Aim of the exercise
Quote each record exactly, please, leaving none out.

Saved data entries
[BEGIN]

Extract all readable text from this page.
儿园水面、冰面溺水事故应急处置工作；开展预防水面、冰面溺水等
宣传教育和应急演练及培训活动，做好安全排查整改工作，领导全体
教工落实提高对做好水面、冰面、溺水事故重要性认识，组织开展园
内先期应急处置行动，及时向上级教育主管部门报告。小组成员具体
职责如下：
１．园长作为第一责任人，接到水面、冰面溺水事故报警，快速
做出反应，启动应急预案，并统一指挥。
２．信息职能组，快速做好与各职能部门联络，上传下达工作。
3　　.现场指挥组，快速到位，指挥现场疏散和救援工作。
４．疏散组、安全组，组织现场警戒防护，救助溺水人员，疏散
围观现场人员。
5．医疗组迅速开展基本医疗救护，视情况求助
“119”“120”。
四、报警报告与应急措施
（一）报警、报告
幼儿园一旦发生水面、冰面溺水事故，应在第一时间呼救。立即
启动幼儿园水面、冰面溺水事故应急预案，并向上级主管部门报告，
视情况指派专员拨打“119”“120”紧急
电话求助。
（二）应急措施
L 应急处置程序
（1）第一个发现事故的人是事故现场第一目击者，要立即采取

[END]

Reply
Extract all readable text from this page.
儿园水面、冰面溺水事故应急处置工作；开展预防水面、冰面溺水等
宣传教育和应急演练及培训活动，做好安全排查整改工作，领导全体
教工落实提高对做好水面、冰面、溺水事故重要性认识，组织开展园
内先期应急处置行动，及时向上级教育主管部门报告。小组成员具体
职责如下：
１．园长作为第一责任人，接到水面、冰面溺水事故报警，快速
做出反应，启动应急预案，并统一指挥。
２．信息职能组，快速做好与各职能部门联络，上传下达工作。
3　　.现场指挥组，快速到位，指挥现场疏散和救援工作。
４．疏散组、安全组，组织现场警戒防护，救助溺水人员，疏散
围观现场人员。
5．医疗组迅速开展基本医疗救护，视情况求助
“119”“120”。
四、报警报告与应急措施
（一）报警、报告
幼儿园一旦发生水面、冰面溺水事故，应在第一时间呼救。立即
启动幼儿园水面、冰面溺水事故应急预案，并向上级主管部门报告，
视情况指派专员拨打“119”“120”紧急
电话求助。
（二）应急措施
L 应急处置程序
（1）第一个发现事故的人是事故现场第一目击者，要立即采取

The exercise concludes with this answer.